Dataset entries
______
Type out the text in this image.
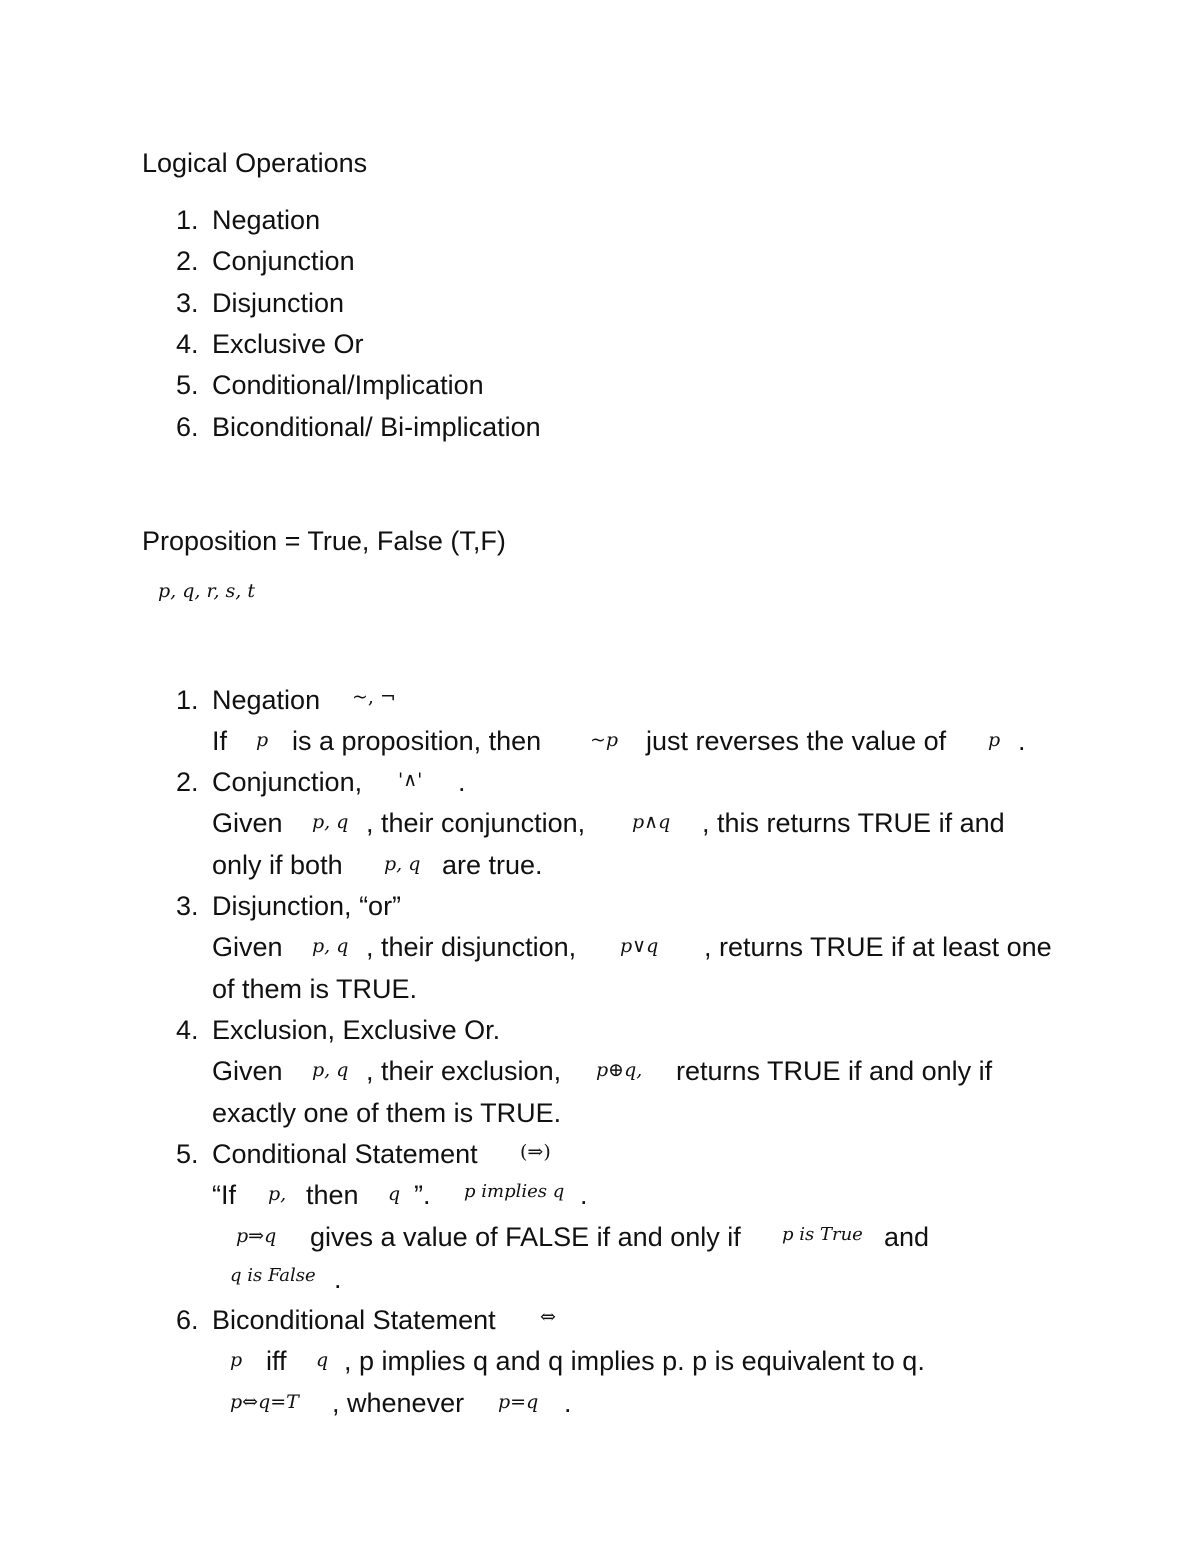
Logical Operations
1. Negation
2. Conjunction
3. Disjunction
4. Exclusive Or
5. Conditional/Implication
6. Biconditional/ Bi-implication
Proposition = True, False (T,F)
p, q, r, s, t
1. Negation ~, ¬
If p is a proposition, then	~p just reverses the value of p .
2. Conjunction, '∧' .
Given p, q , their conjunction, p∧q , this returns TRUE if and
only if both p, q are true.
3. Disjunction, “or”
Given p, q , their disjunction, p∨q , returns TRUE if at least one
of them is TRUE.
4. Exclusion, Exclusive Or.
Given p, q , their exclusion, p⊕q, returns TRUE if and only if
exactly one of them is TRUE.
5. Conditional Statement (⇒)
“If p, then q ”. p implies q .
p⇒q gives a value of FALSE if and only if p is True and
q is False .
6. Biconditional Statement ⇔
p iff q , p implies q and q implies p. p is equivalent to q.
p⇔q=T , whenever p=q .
______
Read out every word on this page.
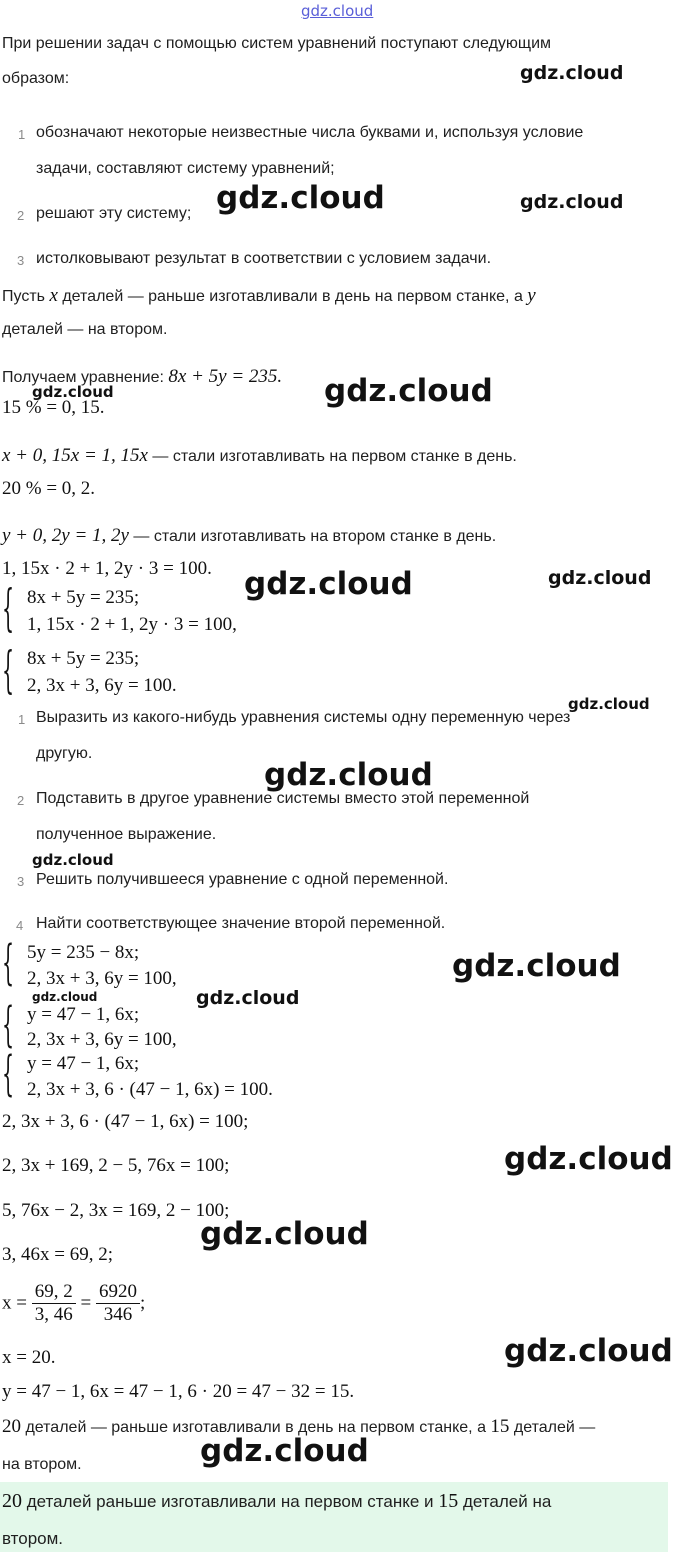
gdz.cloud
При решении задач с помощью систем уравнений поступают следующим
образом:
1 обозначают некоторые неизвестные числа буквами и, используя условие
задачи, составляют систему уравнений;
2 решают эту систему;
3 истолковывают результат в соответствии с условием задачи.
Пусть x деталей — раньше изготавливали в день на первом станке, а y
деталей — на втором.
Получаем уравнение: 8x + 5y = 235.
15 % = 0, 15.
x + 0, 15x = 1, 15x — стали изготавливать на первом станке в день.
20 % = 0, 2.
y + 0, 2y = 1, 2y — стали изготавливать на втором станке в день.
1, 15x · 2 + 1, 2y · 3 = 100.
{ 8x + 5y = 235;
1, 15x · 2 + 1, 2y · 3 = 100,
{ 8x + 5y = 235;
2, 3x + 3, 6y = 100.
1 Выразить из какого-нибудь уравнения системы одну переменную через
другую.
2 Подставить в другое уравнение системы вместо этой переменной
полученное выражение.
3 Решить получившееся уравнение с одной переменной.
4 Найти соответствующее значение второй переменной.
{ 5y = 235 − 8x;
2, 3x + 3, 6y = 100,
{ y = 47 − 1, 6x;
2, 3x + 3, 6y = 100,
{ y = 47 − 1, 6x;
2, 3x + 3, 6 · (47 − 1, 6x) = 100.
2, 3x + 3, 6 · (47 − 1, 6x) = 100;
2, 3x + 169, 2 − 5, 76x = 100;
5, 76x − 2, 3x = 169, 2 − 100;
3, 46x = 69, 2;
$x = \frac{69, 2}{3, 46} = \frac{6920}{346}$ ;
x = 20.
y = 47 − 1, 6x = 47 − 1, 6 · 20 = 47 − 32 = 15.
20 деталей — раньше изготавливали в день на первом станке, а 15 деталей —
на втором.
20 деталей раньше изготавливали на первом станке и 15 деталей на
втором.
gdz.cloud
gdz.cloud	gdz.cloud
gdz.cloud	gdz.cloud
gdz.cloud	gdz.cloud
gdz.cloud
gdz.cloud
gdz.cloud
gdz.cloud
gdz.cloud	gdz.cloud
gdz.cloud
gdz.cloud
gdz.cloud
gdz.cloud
______
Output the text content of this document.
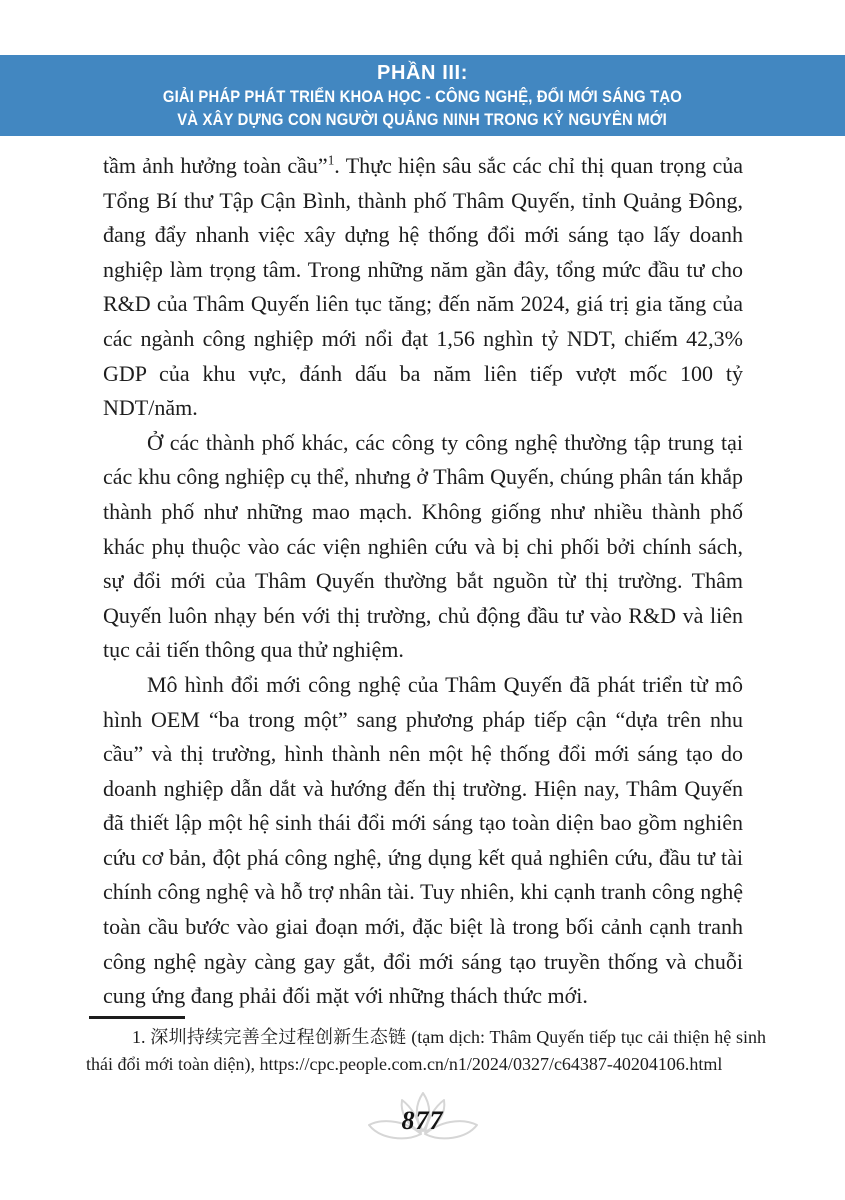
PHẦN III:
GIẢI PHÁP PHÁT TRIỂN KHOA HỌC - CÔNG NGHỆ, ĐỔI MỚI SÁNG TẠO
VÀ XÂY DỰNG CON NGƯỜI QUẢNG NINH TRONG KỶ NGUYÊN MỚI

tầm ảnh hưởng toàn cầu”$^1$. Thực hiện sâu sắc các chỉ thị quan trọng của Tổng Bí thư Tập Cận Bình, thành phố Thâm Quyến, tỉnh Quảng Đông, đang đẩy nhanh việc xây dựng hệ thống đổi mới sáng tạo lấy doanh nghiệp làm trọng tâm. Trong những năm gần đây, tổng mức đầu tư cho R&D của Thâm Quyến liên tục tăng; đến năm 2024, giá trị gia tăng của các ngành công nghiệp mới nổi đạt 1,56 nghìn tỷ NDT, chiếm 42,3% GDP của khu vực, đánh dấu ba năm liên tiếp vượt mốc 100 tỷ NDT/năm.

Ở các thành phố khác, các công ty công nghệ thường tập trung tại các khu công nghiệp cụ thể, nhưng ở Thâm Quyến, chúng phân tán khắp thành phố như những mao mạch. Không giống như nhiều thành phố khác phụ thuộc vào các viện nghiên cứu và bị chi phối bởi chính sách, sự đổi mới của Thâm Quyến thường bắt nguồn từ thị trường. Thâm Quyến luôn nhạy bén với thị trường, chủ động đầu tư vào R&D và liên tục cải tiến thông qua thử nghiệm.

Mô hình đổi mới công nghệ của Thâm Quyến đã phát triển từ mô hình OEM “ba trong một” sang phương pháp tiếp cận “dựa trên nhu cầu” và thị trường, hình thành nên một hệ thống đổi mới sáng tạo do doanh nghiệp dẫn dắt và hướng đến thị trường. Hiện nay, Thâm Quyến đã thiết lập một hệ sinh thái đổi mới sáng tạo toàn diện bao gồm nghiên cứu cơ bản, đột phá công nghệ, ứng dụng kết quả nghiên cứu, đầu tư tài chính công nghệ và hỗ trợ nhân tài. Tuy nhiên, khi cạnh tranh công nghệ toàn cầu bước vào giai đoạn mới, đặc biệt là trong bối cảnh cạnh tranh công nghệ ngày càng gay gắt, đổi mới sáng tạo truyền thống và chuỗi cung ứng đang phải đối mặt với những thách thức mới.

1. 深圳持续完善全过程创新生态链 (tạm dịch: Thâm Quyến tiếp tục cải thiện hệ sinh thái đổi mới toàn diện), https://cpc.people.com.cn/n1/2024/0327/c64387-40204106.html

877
______
— TASK TO CARRY OUT —
Return only the count of lines in the records that hold the word "trường".

— CORRECT RESPONSE —
2